Task to carry out: Copy each line of the material below that includes the string "panel".

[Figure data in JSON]
** BEGIN **
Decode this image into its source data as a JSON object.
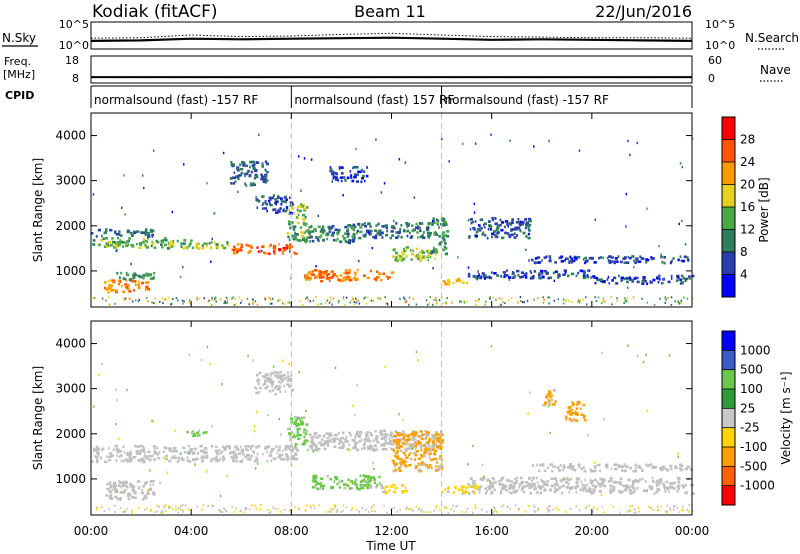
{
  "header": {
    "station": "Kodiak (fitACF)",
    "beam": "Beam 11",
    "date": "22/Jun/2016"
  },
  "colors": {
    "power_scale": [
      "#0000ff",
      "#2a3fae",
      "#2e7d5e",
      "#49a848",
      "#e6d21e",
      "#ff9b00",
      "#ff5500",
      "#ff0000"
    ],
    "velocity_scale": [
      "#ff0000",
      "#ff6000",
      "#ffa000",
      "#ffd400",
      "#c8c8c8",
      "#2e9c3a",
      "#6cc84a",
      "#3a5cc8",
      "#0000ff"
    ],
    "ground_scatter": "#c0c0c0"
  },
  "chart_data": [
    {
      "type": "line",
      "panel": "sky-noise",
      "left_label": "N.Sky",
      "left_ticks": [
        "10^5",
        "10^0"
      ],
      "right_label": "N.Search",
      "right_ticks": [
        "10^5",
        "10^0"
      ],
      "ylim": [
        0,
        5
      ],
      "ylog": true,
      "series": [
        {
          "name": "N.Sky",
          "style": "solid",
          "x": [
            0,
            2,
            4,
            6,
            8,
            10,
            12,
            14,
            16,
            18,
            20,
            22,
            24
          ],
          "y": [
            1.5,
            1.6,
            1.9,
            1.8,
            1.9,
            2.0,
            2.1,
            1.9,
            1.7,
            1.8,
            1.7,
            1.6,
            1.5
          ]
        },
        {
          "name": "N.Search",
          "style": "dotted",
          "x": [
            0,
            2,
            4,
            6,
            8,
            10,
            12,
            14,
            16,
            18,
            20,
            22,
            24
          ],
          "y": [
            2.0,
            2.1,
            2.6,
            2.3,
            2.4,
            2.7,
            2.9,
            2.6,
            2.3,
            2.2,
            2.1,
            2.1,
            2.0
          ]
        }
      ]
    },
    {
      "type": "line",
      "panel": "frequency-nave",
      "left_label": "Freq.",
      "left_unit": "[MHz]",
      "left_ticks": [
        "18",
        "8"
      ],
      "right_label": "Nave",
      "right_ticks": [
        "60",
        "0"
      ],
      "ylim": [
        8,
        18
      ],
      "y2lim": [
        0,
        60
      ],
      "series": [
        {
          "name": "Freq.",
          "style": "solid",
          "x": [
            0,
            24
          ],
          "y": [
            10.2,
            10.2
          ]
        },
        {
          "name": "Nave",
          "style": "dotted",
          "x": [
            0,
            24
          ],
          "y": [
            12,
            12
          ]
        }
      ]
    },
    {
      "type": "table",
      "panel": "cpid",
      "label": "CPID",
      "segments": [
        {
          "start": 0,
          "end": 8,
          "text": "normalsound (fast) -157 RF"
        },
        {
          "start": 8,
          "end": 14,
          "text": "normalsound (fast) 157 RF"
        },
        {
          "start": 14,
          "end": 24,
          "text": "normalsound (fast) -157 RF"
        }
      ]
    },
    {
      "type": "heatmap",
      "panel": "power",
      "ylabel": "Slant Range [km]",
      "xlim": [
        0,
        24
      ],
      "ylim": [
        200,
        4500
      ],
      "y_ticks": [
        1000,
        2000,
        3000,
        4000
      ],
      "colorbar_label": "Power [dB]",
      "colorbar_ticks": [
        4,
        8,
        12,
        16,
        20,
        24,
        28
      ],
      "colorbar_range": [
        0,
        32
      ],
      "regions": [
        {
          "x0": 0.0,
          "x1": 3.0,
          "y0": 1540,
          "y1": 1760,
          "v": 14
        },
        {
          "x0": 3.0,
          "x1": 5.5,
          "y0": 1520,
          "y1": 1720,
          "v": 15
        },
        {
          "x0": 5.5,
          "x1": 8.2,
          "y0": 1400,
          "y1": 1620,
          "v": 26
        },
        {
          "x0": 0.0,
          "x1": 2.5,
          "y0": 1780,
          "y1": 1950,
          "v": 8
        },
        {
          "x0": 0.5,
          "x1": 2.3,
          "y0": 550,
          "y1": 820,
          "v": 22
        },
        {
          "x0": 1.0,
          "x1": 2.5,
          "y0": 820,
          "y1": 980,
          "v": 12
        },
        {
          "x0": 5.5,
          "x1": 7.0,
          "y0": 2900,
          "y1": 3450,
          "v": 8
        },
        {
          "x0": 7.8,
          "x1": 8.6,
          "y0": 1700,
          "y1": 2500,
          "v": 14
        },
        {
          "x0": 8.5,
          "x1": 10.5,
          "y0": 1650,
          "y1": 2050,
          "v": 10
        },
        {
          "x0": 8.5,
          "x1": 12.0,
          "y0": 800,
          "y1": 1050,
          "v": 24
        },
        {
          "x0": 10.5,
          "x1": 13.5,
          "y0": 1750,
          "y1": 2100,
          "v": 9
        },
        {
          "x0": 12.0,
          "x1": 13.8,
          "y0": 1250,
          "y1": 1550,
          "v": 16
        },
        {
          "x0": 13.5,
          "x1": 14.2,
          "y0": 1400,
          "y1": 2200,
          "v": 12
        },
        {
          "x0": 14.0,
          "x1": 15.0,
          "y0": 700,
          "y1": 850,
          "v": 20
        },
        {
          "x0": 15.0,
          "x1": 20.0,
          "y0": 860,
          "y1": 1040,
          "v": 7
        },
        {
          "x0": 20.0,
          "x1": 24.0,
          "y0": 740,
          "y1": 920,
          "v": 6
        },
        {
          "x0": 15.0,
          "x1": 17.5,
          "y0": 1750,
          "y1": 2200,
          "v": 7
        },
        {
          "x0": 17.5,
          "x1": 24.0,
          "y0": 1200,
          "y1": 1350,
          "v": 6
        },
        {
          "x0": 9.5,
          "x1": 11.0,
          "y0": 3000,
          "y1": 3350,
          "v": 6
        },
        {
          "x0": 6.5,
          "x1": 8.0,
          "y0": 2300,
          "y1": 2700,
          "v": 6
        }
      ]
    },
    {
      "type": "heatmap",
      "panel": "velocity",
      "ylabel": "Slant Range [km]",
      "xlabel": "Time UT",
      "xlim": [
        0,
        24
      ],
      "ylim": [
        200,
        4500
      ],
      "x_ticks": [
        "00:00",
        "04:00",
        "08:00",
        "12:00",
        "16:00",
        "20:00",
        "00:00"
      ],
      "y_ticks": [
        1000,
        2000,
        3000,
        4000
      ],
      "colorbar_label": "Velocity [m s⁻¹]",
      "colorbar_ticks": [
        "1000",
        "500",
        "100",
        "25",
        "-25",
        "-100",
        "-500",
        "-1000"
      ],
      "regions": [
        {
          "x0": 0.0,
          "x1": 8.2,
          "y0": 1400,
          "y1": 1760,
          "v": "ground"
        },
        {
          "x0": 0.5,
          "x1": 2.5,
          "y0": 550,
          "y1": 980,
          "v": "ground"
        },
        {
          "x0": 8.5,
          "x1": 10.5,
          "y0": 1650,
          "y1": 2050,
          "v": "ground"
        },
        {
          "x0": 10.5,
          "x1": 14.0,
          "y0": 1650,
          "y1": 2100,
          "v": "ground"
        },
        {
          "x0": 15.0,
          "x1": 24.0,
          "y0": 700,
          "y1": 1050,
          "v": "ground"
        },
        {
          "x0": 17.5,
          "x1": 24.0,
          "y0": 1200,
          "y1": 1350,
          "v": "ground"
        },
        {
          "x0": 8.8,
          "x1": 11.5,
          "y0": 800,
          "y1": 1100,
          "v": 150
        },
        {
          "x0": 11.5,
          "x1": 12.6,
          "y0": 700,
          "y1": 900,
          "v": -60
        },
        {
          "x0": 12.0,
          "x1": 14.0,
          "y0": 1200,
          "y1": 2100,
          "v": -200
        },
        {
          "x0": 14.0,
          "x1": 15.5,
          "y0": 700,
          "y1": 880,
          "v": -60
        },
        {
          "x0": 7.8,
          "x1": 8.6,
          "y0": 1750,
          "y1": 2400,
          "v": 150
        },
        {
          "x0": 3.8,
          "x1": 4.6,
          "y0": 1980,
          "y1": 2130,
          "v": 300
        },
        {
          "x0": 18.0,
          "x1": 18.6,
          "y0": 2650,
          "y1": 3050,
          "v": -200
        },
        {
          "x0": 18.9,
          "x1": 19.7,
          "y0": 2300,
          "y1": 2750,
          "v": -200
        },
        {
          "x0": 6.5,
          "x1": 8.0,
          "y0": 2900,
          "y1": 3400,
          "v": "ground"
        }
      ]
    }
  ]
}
** END **
Problem solution:
      "panel": "sky-noise",
      "panel": "frequency-nave",
      "panel": "cpid",
      "panel": "power",
      "panel": "velocity",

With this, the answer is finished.